→ **WORK TO BE COMPLETED**: Set down, in full, every record in the block.

(Entries from a dataset)

:::::

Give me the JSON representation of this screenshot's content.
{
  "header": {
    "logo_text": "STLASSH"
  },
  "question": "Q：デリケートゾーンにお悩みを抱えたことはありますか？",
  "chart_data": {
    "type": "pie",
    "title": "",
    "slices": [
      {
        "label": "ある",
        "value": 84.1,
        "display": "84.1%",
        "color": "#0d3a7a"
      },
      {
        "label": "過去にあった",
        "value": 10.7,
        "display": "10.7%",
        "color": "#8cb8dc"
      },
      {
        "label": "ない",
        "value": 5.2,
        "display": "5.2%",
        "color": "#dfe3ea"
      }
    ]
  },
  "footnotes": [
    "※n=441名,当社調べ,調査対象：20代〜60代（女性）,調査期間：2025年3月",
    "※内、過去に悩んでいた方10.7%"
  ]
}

:::::

→ **RESULT FOR THIS TASK**:
Give me the JSON representation of this screenshot's content.
{
  "header": {
    "logo_text": "STLASSH"
  },
  "question": "Q：デリケートゾーンにお悩みを抱えたことはありますか？",
  "chart_data": {
    "type": "pie",
    "title": "",
    "slices": [
      {
        "label": "ある",
        "value": 84.1,
        "display": "84.1%",
        "color": "#0d3a7a"
      },
      {
        "label": "過去にあった",
        "value": 10.7,
        "display": "10.7%",
        "color": "#8cb8dc"
      },
      {
        "label": "ない",
        "value": 5.2,
        "display": "5.2%",
        "color": "#dfe3ea"
      }
    ]
  },
  "footnotes": [
    "※n=441名,当社調べ,調査対象：20代〜60代（女性）,調査期間：2025年3月",
    "※内、過去に悩んでいた方10.7%"
  ]
}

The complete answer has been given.